Exercise: Please report every line from the material that contains the word "value".

(Entries from a dataset)
+--
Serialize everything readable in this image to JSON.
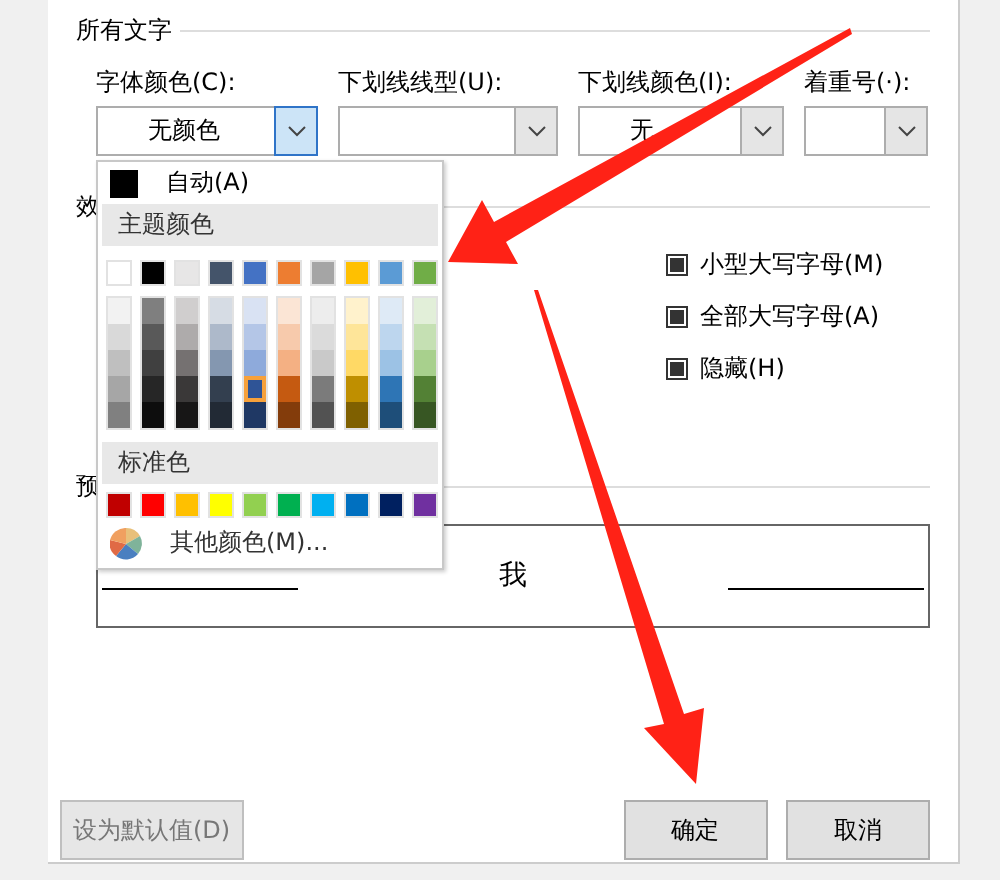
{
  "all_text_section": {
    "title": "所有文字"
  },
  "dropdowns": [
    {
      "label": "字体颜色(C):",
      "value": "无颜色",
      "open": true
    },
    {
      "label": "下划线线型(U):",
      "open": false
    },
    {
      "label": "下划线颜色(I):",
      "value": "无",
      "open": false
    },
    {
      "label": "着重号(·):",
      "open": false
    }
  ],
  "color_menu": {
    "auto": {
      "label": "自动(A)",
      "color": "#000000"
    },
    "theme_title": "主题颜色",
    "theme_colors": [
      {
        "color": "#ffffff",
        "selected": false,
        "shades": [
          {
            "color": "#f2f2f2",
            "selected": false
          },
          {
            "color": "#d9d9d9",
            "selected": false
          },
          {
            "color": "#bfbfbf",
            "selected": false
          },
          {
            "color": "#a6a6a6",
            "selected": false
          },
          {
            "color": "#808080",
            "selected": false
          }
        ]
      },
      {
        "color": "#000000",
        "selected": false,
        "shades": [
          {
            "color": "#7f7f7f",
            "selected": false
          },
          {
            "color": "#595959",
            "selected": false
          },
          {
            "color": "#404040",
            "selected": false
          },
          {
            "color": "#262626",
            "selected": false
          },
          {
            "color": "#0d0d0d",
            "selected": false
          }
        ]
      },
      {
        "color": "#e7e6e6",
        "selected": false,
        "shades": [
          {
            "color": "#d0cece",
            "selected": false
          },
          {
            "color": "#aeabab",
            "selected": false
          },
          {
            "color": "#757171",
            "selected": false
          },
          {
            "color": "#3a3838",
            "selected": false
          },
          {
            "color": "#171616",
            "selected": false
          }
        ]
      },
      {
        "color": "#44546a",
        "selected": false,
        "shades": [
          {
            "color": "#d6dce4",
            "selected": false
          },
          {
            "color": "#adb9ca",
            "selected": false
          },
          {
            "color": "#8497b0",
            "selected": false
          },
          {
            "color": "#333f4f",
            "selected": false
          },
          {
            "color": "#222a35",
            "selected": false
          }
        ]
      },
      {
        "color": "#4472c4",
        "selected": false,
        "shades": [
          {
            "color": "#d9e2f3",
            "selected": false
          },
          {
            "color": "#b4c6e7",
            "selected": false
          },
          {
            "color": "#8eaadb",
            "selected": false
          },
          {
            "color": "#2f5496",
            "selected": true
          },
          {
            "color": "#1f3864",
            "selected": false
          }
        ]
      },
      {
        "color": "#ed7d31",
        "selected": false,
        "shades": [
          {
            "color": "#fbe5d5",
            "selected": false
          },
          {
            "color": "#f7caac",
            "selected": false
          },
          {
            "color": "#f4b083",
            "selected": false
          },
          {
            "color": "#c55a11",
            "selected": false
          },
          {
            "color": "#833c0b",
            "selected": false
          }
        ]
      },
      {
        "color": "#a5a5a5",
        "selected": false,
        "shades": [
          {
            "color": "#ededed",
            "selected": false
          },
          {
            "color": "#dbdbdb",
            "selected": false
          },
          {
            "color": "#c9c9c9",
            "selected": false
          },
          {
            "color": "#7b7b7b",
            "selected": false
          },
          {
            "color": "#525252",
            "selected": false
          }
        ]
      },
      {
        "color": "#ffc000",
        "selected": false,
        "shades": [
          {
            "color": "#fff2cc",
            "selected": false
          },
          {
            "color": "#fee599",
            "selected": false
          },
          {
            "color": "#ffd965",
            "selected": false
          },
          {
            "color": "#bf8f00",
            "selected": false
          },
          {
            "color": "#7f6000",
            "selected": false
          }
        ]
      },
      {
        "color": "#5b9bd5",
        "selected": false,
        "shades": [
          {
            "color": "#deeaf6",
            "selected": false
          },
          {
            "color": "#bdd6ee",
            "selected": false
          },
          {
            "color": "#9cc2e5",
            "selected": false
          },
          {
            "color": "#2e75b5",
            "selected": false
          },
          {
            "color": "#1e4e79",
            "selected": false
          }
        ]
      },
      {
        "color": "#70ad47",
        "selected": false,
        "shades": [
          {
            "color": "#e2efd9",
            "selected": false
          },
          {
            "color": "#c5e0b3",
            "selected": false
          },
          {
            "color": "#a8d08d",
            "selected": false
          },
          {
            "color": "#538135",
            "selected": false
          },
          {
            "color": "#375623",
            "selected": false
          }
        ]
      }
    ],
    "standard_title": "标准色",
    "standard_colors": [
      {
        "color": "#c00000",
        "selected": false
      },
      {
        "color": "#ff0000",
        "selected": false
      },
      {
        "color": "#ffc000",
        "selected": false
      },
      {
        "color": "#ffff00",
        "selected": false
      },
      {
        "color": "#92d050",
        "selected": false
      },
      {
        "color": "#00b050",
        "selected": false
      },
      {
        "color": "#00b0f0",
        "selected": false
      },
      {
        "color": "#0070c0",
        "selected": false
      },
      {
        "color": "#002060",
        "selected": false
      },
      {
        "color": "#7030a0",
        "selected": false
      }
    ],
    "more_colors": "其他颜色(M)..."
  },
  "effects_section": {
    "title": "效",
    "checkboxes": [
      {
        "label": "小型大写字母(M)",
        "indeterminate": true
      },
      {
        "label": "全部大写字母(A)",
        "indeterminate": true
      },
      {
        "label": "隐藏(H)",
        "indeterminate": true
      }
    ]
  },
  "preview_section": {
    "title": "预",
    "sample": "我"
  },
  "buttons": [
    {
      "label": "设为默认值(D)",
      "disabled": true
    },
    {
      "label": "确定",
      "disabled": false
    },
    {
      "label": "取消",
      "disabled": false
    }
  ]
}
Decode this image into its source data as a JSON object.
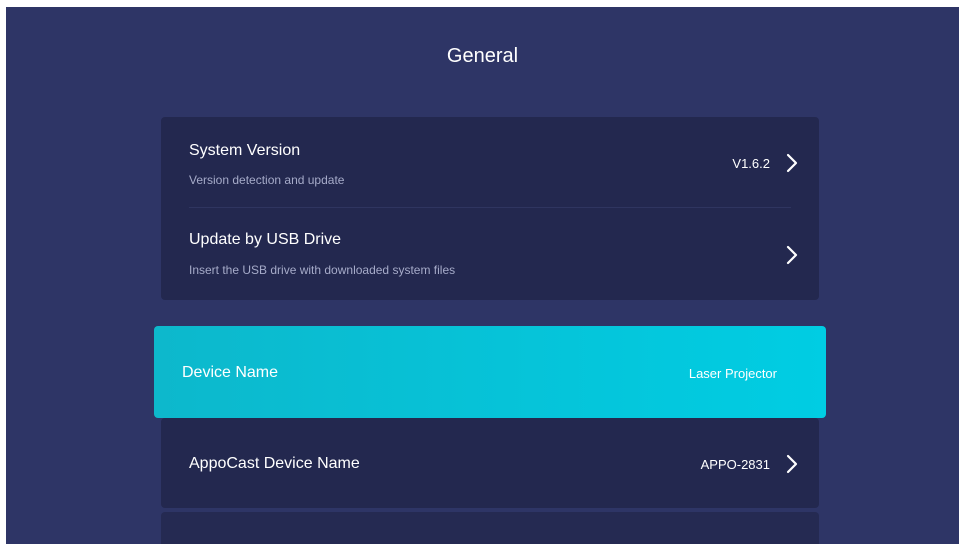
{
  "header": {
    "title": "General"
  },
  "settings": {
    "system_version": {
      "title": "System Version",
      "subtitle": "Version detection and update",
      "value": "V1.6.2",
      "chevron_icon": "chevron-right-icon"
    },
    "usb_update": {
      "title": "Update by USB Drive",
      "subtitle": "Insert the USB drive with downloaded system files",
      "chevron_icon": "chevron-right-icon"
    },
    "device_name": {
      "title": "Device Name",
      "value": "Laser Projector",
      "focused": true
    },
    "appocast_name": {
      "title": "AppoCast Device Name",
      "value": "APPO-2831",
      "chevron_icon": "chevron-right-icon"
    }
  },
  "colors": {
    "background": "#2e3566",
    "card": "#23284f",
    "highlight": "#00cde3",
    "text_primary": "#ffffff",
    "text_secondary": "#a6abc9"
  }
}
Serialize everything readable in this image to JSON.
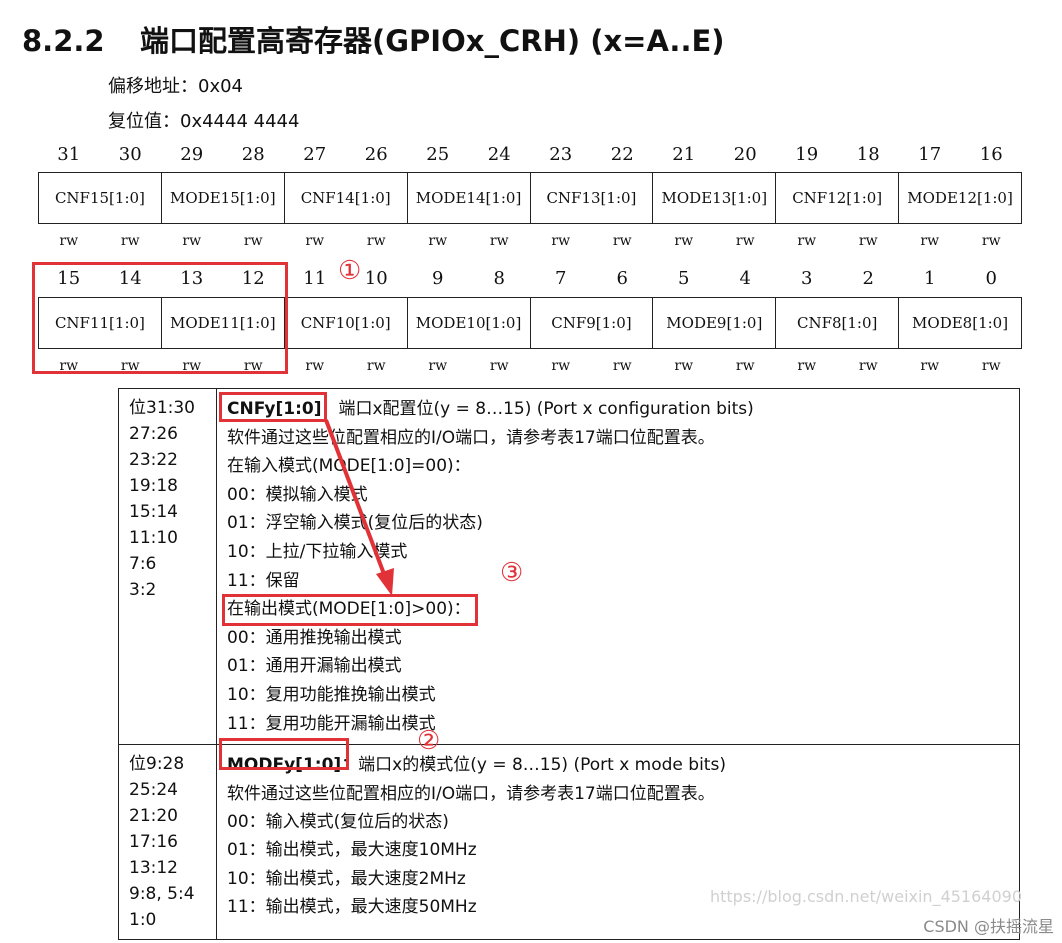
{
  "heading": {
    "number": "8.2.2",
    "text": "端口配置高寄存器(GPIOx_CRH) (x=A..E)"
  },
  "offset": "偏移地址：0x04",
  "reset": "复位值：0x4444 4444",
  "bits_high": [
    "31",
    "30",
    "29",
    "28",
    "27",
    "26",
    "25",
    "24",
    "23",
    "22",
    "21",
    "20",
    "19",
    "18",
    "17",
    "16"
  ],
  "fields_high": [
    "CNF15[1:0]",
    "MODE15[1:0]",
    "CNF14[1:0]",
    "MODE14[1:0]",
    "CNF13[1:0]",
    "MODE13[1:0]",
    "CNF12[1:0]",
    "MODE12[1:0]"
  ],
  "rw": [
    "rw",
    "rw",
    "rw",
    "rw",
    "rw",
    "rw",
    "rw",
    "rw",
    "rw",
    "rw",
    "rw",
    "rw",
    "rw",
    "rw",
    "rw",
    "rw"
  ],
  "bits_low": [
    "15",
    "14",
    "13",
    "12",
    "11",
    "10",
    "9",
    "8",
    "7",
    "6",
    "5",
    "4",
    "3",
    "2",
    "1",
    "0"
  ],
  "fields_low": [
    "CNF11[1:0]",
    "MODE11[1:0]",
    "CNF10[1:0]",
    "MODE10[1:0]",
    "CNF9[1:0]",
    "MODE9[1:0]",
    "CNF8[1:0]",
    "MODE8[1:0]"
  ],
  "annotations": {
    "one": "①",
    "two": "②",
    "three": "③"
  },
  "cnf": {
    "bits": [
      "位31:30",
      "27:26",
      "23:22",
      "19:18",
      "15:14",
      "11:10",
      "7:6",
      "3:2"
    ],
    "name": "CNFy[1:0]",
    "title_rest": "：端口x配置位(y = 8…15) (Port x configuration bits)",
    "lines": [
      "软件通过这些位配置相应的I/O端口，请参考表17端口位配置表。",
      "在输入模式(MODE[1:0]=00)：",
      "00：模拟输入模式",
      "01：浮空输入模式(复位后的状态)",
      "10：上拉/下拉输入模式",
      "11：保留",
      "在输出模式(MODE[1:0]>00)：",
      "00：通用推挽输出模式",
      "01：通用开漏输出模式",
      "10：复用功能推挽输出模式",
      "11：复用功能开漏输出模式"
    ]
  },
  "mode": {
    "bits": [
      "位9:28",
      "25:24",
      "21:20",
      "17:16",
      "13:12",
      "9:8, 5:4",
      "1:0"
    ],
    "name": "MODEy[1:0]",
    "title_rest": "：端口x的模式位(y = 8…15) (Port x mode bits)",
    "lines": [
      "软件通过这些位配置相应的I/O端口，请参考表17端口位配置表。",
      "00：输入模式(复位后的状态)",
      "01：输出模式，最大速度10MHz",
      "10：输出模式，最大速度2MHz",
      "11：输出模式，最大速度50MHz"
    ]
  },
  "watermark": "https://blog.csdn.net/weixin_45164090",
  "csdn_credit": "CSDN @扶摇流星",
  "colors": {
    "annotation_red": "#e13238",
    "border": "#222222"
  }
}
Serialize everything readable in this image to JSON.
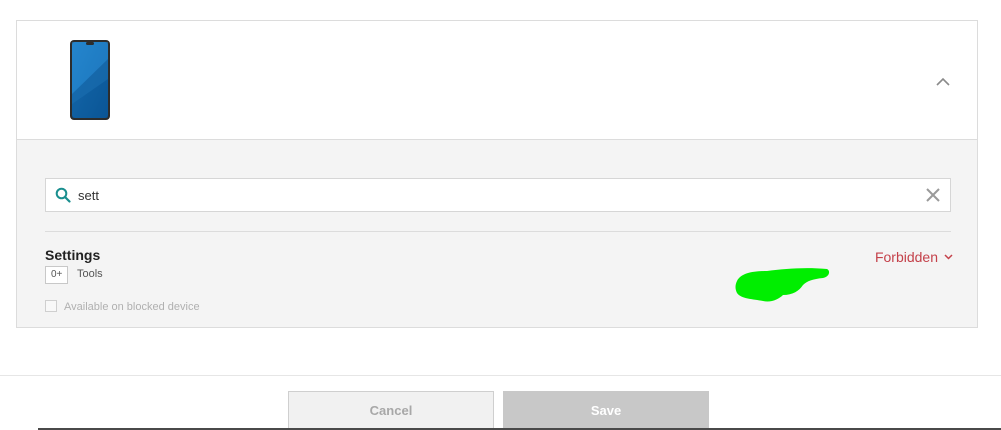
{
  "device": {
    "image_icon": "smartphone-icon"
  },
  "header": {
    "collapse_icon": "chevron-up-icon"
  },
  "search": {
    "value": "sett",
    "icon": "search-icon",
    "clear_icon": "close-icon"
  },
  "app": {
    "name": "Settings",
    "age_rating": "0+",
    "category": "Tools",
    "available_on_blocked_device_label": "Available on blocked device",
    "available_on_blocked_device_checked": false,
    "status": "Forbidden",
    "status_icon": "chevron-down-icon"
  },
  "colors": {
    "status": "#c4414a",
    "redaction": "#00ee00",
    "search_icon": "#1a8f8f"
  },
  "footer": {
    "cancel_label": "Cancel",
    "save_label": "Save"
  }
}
+--
Written answer:
      "value": "无颜色",
      "value": "无",
      "value": "V1.6.2",
      "value": "Laser Projector",
      "value": "APPO-2831",
    "value": "sett",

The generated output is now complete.